(Recorded data)
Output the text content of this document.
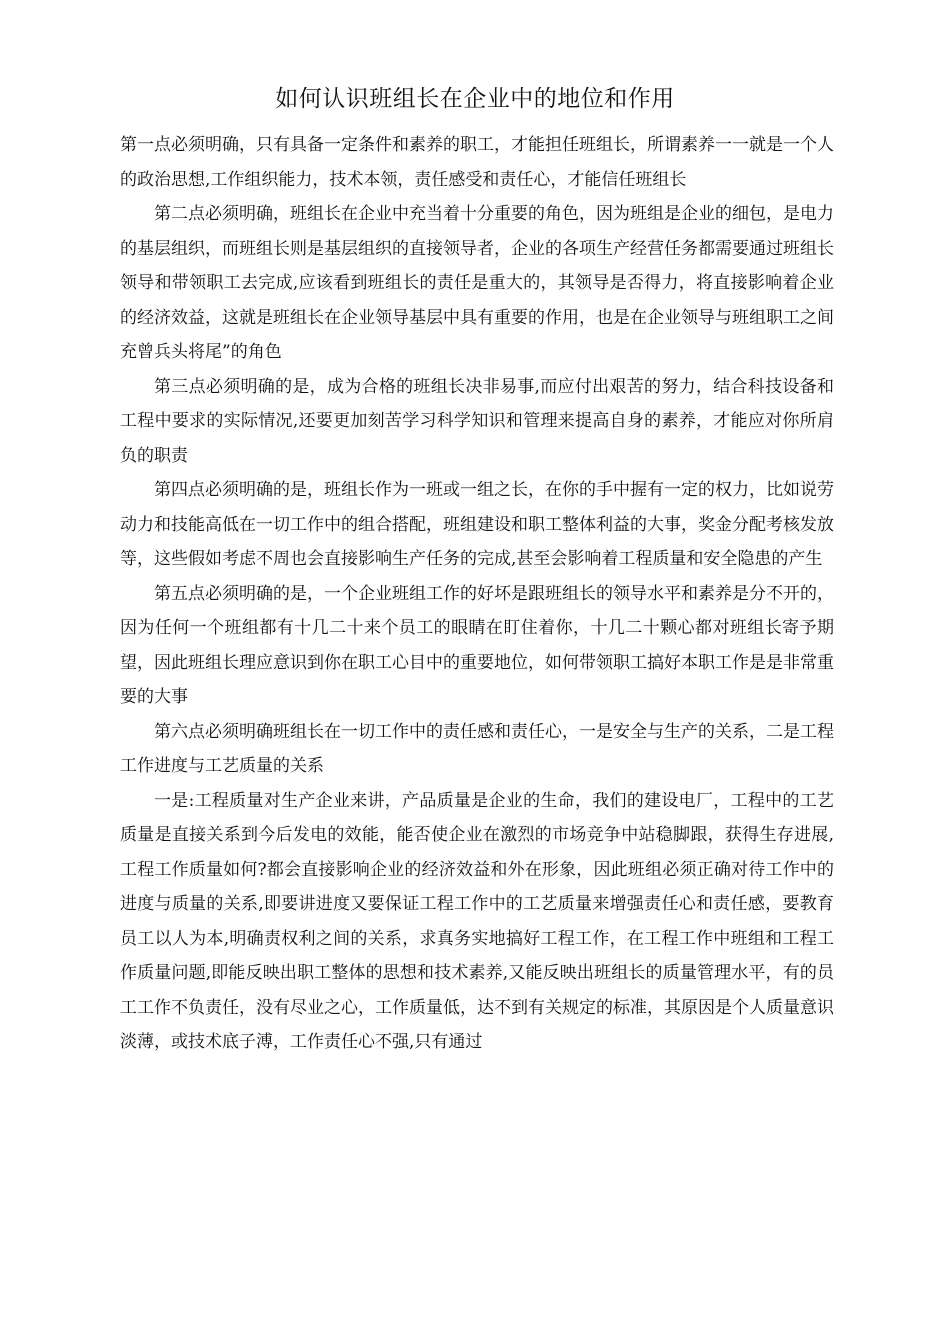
如何认识班组长在企业中的地位和作用

第一点必须明确，只有具备一定条件和素养的职工，才能担任班组长，所谓素养一一就是一个人的政治思想,工作组织能力，技术本领，责任感受和责任心，才能信任班组长

第二点必须明确，班组长在企业中充当着十分重要的角色，因为班组是企业的细包，是电力的基层组织，而班组长则是基层组织的直接领导者，企业的各项生产经营任务都需要通过班组长领导和带领职工去完成,应该看到班组长的责任是重大的，其领导是否得力，将直接影响着企业的经济效益，这就是班组长在企业领导基层中具有重要的作用，也是在企业领导与班组职工之间充曾兵头将尾”的角色

第三点必须明确的是，成为合格的班组长决非易事,而应付出艰苦的努力，结合科技设备和工程中要求的实际情况,还要更加刻苦学习科学知识和管理来提高自身的素养，才能应对你所肩负的职责

第四点必须明确的是，班组长作为一班或一组之长，在你的手中握有一定的权力，比如说劳动力和技能高低在一切工作中的组合搭配，班组建设和职工整体利益的大事，奖金分配考核发放等，这些假如考虑不周也会直接影响生产任务的完成,甚至会影响着工程质量和安全隐患的产生

第五点必须明确的是，一个企业班组工作的好坏是跟班组长的领导水平和素养是分不开的，因为任何一个班组都有十几二十来个员工的眼睛在盯住着你，十几二十颗心都对班组长寄予期望，因此班组长理应意识到你在职工心目中的重要地位，如何带领职工搞好本职工作是是非常重要的大事

第六点必须明确班组长在一切工作中的责任感和责任心，一是安全与生产的关系，二是工程工作进度与工艺质量的关系

一是:工程质量对生产企业来讲，产品质量是企业的生命，我们的建设电厂，工程中的工艺质量是直接关系到今后发电的效能，能否使企业在激烈的市场竞争中站稳脚跟，获得生存进展,工程工作质量如何?都会直接影响企业的经济效益和外在形象，因此班组必须正确对待工作中的进度与质量的关系,即要讲进度又要保证工程工作中的工艺质量来增强责任心和责任感，要教育员工以人为本,明确责权利之间的关系，求真务实地搞好工程工作，在工程工作中班组和工程工作质量问题,即能反映出职工整体的思想和技术素养,又能反映出班组长的质量管理水平，有的员工工作不负责任，没有尽业之心，工作质量低，达不到有关规定的标准，其原因是个人质量意识淡薄，或技术底子溥，工作责任心不强,只有通过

### WHAT IS EXPECTED
Leave the images out, please, and restate each line word for word.

### PROBLEM SOLUTION
Output the text content of this document.
如何认识班组长在企业中的地位和作用

第一点必须明确，只有具备一定条件和素养的职工，才能担任班组长，所谓素养一一就是一个人的政治思想,工作组织能力，技术本领，责任感受和责任心，才能信任班组长

第二点必须明确，班组长在企业中充当着十分重要的角色，因为班组是企业的细包，是电力的基层组织，而班组长则是基层组织的直接领导者，企业的各项生产经营任务都需要通过班组长领导和带领职工去完成,应该看到班组长的责任是重大的，其领导是否得力，将直接影响着企业的经济效益，这就是班组长在企业领导基层中具有重要的作用，也是在企业领导与班组职工之间充曾兵头将尾”的角色

第三点必须明确的是，成为合格的班组长决非易事,而应付出艰苦的努力，结合科技设备和工程中要求的实际情况,还要更加刻苦学习科学知识和管理来提高自身的素养，才能应对你所肩负的职责

第四点必须明确的是，班组长作为一班或一组之长，在你的手中握有一定的权力，比如说劳动力和技能高低在一切工作中的组合搭配，班组建设和职工整体利益的大事，奖金分配考核发放等，这些假如考虑不周也会直接影响生产任务的完成,甚至会影响着工程质量和安全隐患的产生

第五点必须明确的是，一个企业班组工作的好坏是跟班组长的领导水平和素养是分不开的，因为任何一个班组都有十几二十来个员工的眼睛在盯住着你，十几二十颗心都对班组长寄予期望，因此班组长理应意识到你在职工心目中的重要地位，如何带领职工搞好本职工作是是非常重要的大事

第六点必须明确班组长在一切工作中的责任感和责任心，一是安全与生产的关系，二是工程工作进度与工艺质量的关系

一是:工程质量对生产企业来讲，产品质量是企业的生命，我们的建设电厂，工程中的工艺质量是直接关系到今后发电的效能，能否使企业在激烈的市场竞争中站稳脚跟，获得生存进展,工程工作质量如何?都会直接影响企业的经济效益和外在形象，因此班组必须正确对待工作中的进度与质量的关系,即要讲进度又要保证工程工作中的工艺质量来增强责任心和责任感，要教育员工以人为本,明确责权利之间的关系，求真务实地搞好工程工作，在工程工作中班组和工程工作质量问题,即能反映出职工整体的思想和技术素养,又能反映出班组长的质量管理水平，有的员工工作不负责任，没有尽业之心，工作质量低，达不到有关规定的标准，其原因是个人质量意识淡薄，或技术底子溥，工作责任心不强,只有通过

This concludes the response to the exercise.